▸ **Objective**:
Lines containing the string "Mean" are to be collected in full.

start

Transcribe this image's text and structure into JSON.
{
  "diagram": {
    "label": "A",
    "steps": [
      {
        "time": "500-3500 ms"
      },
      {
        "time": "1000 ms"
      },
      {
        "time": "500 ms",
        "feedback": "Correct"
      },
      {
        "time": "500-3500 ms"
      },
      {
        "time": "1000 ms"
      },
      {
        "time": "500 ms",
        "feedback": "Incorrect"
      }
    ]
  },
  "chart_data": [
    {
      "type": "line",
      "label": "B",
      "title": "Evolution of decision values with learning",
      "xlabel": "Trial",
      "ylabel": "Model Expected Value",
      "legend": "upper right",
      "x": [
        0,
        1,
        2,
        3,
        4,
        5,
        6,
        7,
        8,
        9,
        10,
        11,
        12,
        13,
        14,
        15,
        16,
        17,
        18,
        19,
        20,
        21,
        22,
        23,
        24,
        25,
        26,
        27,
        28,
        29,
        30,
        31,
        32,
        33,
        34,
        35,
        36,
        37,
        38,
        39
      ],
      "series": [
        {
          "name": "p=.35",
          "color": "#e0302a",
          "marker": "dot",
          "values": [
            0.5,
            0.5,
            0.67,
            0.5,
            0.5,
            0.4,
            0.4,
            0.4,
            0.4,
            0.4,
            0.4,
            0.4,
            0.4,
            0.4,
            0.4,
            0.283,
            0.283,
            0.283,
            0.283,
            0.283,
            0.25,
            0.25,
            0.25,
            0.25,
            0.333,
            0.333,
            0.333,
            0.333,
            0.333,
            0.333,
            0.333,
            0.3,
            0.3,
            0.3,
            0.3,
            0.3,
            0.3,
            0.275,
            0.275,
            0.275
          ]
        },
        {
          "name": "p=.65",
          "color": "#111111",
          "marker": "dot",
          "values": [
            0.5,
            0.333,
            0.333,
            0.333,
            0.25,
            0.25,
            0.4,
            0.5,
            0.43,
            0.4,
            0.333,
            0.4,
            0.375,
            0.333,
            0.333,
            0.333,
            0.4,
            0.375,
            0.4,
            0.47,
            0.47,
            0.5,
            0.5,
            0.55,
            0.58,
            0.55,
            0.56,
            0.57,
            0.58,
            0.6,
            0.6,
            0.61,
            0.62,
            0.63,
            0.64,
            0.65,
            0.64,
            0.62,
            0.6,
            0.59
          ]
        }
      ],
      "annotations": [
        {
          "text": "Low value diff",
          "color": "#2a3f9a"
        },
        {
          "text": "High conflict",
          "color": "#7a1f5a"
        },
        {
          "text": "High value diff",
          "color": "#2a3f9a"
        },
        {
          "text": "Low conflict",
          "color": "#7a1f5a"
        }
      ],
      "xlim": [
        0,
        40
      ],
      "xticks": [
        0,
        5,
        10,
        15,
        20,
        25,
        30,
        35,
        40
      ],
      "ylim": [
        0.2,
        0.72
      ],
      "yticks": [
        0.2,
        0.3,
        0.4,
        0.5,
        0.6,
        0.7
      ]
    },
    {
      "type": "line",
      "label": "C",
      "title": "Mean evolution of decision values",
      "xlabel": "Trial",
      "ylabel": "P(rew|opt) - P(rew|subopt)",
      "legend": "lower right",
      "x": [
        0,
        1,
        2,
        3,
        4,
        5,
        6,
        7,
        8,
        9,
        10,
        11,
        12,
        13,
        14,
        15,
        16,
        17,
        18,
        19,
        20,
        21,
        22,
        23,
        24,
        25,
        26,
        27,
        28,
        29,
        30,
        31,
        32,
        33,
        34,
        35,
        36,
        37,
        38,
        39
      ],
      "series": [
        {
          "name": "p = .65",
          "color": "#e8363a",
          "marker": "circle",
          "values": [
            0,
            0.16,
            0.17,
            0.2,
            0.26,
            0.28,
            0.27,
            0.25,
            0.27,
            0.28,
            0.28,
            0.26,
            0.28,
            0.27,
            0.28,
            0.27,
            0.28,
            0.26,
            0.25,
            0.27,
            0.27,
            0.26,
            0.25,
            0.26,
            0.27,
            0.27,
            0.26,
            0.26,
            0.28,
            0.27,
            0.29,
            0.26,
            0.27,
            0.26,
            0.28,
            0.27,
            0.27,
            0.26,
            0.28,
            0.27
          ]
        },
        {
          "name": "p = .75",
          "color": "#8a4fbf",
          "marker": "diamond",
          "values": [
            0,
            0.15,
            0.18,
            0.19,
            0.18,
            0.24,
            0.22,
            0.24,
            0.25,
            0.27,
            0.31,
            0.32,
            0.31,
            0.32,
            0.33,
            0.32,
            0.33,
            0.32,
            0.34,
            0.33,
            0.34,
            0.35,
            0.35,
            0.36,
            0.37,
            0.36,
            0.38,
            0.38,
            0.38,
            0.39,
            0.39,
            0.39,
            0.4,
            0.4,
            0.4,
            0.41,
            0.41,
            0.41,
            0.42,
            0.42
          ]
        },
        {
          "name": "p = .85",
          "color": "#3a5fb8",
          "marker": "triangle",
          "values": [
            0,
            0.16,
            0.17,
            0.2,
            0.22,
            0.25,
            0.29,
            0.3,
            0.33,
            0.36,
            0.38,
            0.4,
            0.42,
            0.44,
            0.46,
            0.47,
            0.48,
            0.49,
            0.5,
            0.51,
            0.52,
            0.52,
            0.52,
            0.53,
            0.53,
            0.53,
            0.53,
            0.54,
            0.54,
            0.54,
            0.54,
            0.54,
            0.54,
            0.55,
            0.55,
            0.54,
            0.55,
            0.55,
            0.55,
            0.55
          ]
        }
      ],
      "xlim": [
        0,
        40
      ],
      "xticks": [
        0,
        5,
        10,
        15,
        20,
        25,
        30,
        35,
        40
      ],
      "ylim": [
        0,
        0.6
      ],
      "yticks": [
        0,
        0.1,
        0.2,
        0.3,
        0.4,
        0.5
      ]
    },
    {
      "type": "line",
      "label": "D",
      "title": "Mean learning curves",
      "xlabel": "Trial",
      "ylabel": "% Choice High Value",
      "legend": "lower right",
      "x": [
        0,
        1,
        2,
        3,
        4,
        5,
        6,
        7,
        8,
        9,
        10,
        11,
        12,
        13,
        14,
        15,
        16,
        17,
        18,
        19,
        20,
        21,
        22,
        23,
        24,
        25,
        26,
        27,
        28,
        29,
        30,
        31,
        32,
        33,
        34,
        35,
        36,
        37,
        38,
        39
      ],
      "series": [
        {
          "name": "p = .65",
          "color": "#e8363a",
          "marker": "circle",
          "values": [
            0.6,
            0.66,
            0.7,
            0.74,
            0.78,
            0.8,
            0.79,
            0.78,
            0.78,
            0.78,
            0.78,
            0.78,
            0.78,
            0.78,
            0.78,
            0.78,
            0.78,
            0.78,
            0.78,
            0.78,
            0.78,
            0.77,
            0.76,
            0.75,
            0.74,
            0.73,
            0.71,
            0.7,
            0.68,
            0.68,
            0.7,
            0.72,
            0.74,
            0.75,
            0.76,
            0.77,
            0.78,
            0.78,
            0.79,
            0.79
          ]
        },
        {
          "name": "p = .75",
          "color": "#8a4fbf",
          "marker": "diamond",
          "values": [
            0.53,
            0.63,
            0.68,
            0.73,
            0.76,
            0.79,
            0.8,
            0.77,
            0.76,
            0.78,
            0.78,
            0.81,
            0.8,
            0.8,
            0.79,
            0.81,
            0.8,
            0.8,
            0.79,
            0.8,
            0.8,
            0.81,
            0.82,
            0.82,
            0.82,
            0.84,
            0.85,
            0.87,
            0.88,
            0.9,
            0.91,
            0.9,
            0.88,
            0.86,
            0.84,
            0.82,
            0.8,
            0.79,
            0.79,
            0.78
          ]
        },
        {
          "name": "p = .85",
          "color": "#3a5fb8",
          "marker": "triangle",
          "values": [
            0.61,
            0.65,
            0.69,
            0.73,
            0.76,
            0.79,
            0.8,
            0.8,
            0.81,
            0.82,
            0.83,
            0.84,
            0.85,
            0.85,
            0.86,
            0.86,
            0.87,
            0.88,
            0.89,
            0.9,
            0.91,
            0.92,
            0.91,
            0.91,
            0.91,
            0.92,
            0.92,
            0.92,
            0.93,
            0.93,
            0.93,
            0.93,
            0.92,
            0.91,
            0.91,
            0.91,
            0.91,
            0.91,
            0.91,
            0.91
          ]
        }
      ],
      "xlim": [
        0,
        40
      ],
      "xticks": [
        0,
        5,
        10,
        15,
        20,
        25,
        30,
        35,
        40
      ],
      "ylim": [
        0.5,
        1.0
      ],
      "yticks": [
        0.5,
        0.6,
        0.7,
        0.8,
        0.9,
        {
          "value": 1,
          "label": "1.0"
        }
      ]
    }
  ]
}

end

▸ **Exercise solution**:
      "title": "Mean evolution of decision values",
      "title": "Mean learning curves",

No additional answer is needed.